In the late nineteen-seventies and into the eighties, Brooke Shields was one of the most famous and most controversial people in America. At age eleven, she appeared in the film “Pretty Baby,” playing a child prostitute; by fifteen she was in the heavy-breathing desert-island love story “Blue Lagoon.” She was the face of a series of ads for Calvin Klein jeans featuring notoriously smutty innuendo. Yet Shields herself—rather than the filmmakers and ad men who developed her roles—became the object of fascination and public reproach, as the new documentary “Pretty Baby: Brooke Shields,” premièring on Hulu, demonstrates in detail. Yet, if she was exploited by adults around her when she was young, Shields denies any sense of being a victim. In a conversation with Michael Schulman, she calls hypocrisy on models who criticize their industry. “You’re making money, and you’re selling something, and, in most cases, sex sells,” she says. “ ‘Oh, I’m being objectified.’ You’re a model! That’s t...
Loading summary
Brooke Shields
This is the New Yorker Radio Hour, a co production of WNYC Studios and the New Yorker.
David Remnick
This is the New Yorker Radio Hour. I'm David Remnick. In the late 70s and into the 80s, Brooke Shields was one of the most famous and controversial people in America. But if she was somehow notorious, it had nothing to do with her. Exactly. It was the position that she was put in as a child actress and as a young model. When she was 11, she starred in Pretty Baby playing a child prostitute. And when she was 15, she starred in a heavy breathing desert island love story called Blue Lagoon. And there was a notorious series of ads for Calvin Klein jeans that set a new benchmark for skeezy suggestiveness. So for a while there, Brook Shields seemed to be at the center of everything that appalled or titillated people about the era. A new documentary about the life of Brooke Shields is airing next week on Hulu.

▶ _INFORMATION GIVEN_
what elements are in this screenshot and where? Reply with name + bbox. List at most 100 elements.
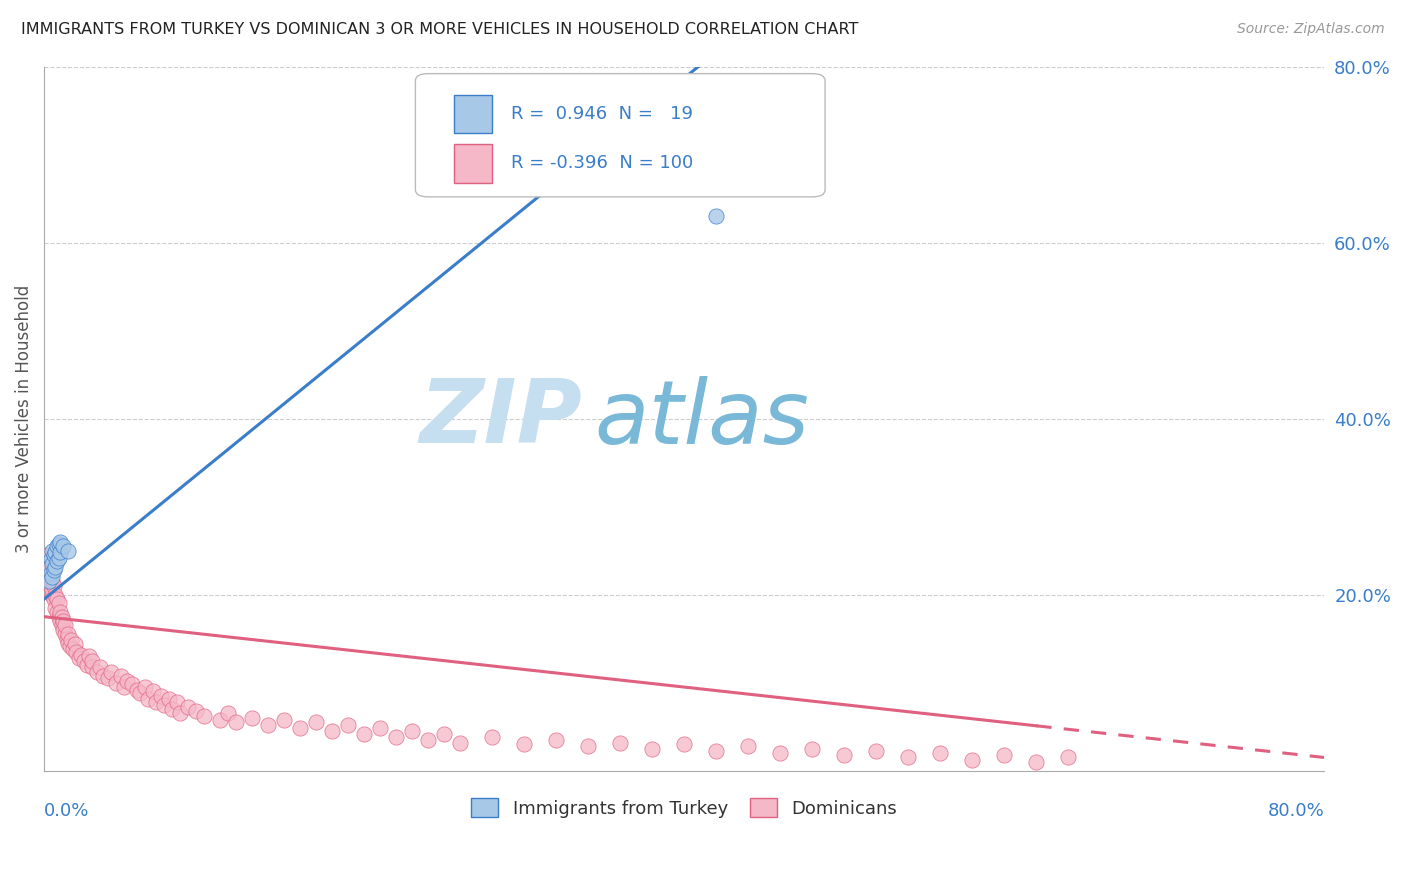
Point bbox=[41, 570, 63, 584]
Point bbox=[962, 753, 984, 767]
Point bbox=[52, 623, 75, 637]
Point bbox=[169, 706, 191, 721]
Point bbox=[39, 552, 62, 566]
Point bbox=[1057, 750, 1080, 764]
Point bbox=[166, 695, 188, 709]
Point bbox=[45, 605, 67, 619]
Point bbox=[160, 702, 183, 716]
Point bbox=[51, 609, 73, 624]
Point bbox=[38, 566, 60, 580]
Point bbox=[44, 545, 66, 559]
Point bbox=[100, 665, 122, 679]
Point bbox=[42, 563, 65, 577]
Point bbox=[67, 651, 90, 665]
Point bbox=[105, 675, 128, 690]
Point bbox=[53, 618, 76, 632]
Point bbox=[49, 614, 72, 628]
Point bbox=[418, 732, 440, 747]
Point bbox=[117, 673, 139, 688]
Y-axis label: 3 or more Vehicles in Household: 3 or more Vehicles in Household bbox=[15, 285, 32, 553]
Text: R =  0.946  N =   19: R = 0.946 N = 19 bbox=[512, 105, 693, 123]
Point bbox=[41, 543, 63, 558]
Point bbox=[45, 554, 67, 568]
Point bbox=[257, 718, 280, 732]
Point bbox=[193, 709, 215, 723]
Point bbox=[52, 614, 75, 628]
Point bbox=[76, 658, 98, 673]
Point bbox=[801, 741, 824, 756]
Point bbox=[673, 737, 696, 751]
Point bbox=[48, 536, 70, 550]
Point bbox=[38, 574, 60, 589]
Point bbox=[41, 588, 63, 602]
Bar bbox=[454, 95, 492, 134]
Bar bbox=[454, 144, 492, 183]
Point bbox=[86, 665, 108, 679]
Point bbox=[769, 746, 792, 760]
Point bbox=[52, 539, 75, 553]
Legend: Immigrants from Turkey, Dominicans: Immigrants from Turkey, Dominicans bbox=[464, 791, 904, 825]
Point bbox=[70, 648, 93, 662]
Point bbox=[42, 548, 65, 562]
Point bbox=[576, 739, 599, 753]
Point bbox=[77, 649, 100, 664]
Text: Source: ZipAtlas.com: Source: ZipAtlas.com bbox=[1237, 22, 1385, 37]
Point bbox=[321, 724, 343, 739]
Point bbox=[149, 689, 172, 703]
Point bbox=[89, 660, 111, 674]
Point bbox=[56, 627, 79, 641]
Text: 0.0%: 0.0% bbox=[44, 803, 90, 821]
Point bbox=[546, 732, 568, 747]
Point bbox=[39, 566, 62, 580]
Point bbox=[53, 627, 76, 641]
Point bbox=[273, 713, 295, 727]
Point bbox=[37, 548, 59, 562]
Point bbox=[44, 600, 66, 615]
Point bbox=[513, 737, 536, 751]
Point bbox=[41, 557, 63, 571]
Point bbox=[337, 718, 360, 732]
Point bbox=[73, 654, 96, 668]
Point bbox=[704, 209, 727, 223]
Point bbox=[39, 570, 62, 584]
Point bbox=[51, 618, 73, 632]
Text: ZIP: ZIP bbox=[419, 376, 582, 462]
Point bbox=[368, 722, 391, 736]
Point bbox=[136, 691, 159, 706]
Point bbox=[225, 715, 247, 730]
Point bbox=[305, 715, 328, 730]
Point bbox=[112, 680, 135, 694]
Point bbox=[385, 731, 408, 745]
Point bbox=[865, 744, 887, 758]
Point bbox=[433, 727, 456, 741]
Point bbox=[125, 682, 148, 697]
Point bbox=[993, 747, 1015, 762]
Point bbox=[49, 545, 72, 559]
Point bbox=[59, 639, 82, 653]
Point bbox=[62, 642, 84, 657]
Point bbox=[41, 574, 63, 589]
Point bbox=[49, 534, 72, 549]
Text: IMMIGRANTS FROM TURKEY VS DOMINICAN 3 OR MORE VEHICLES IN HOUSEHOLD CORRELATION : IMMIGRANTS FROM TURKEY VS DOMINICAN 3 OR… bbox=[21, 22, 859, 37]
Point bbox=[288, 722, 311, 736]
Point bbox=[49, 605, 72, 619]
Point bbox=[48, 550, 70, 565]
Point bbox=[60, 633, 83, 648]
Point bbox=[145, 695, 167, 709]
Point bbox=[48, 597, 70, 611]
Point bbox=[48, 609, 70, 624]
Point bbox=[91, 668, 114, 682]
Point bbox=[63, 637, 86, 651]
FancyBboxPatch shape bbox=[415, 74, 825, 197]
Point bbox=[38, 561, 60, 575]
Point bbox=[42, 579, 65, 593]
Point bbox=[56, 543, 79, 558]
Point bbox=[153, 698, 176, 712]
Point bbox=[177, 700, 200, 714]
Text: R = -0.396  N = 100: R = -0.396 N = 100 bbox=[512, 154, 693, 172]
Point bbox=[897, 750, 920, 764]
Point bbox=[44, 559, 66, 574]
Point bbox=[45, 592, 67, 607]
Point bbox=[44, 588, 66, 602]
Point bbox=[217, 706, 239, 721]
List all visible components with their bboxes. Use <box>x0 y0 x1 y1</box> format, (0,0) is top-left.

▶ _WRITTEN REQUEST 1_
In the Brooke Shields text, how old was Shields when she appeared in "Blue Lagoon"?
▶ _WRITTEN REQUEST 2_
Decide whether each statement agrees with the Brooke Shields text, and quote the words that settle each one: (a) The documentary about Shields premières on Hulu. (b) Shields describes herself as a victim of the adults around her. (c) The New Yorker Radio Hour is produced by the New Yorker alone.
▶ _WRITTEN REQUEST 3_
Write the next few sentences of the Brooke Shields text, continuing from its final line.

▶ _EXERCISE OUTPUT 1_
She was fifteen.

▶ _EXERCISE OUTPUT 2_
(a) Yes: "premièring on Hulu."
(b) No: "Shields denies any sense of being a victim."
(c) No: "a co production of WNYC Studios and the New Yorker."

▶ _EXERCISE OUTPUT 3_
Interviewer introducing Brooke Shields
My next guest is really a beautiful young lady who at 13, has already achieved an incredible amount of recognition. Brooke Shields starred in the highly publicized film Pretty Baby and she's the subject of a new book called the Brooke Book. She is quite a fascinating young lady. Would you welcome, please, Ms. Brooke Shields.
David Remnick
Shields spoke the other day with the New Yorker's Michael Shulman.
Michael Shulman
I really didn't realize the extent to which you lived your entire life in the public eye. I mean, it seems like you were, you know, from infancy, you were modeling. Do you have memories of like, coming to realize that your life was unusual in some way?
Brooke Shields
Here's the problem with that way of. Not your way of thinking, but the. But that kind of rationale is I never knew anything different. So I think I've seen especially actors go from real, not relative, but anonymity to fame sort of in one movie or overnight. And the shock to their system how much their world changes is what undoes them, you know, Whereas I only knew working and I only knew school and jobs. That's what you did. And I only worked from three o'clock on. Even if they would be like, oh, there's a 10 o' clock appointment for her. And my mom would be like, all right, we'll see you at three. And they were like, but it's at ten o'. Clock. And she's like, she's in school, right?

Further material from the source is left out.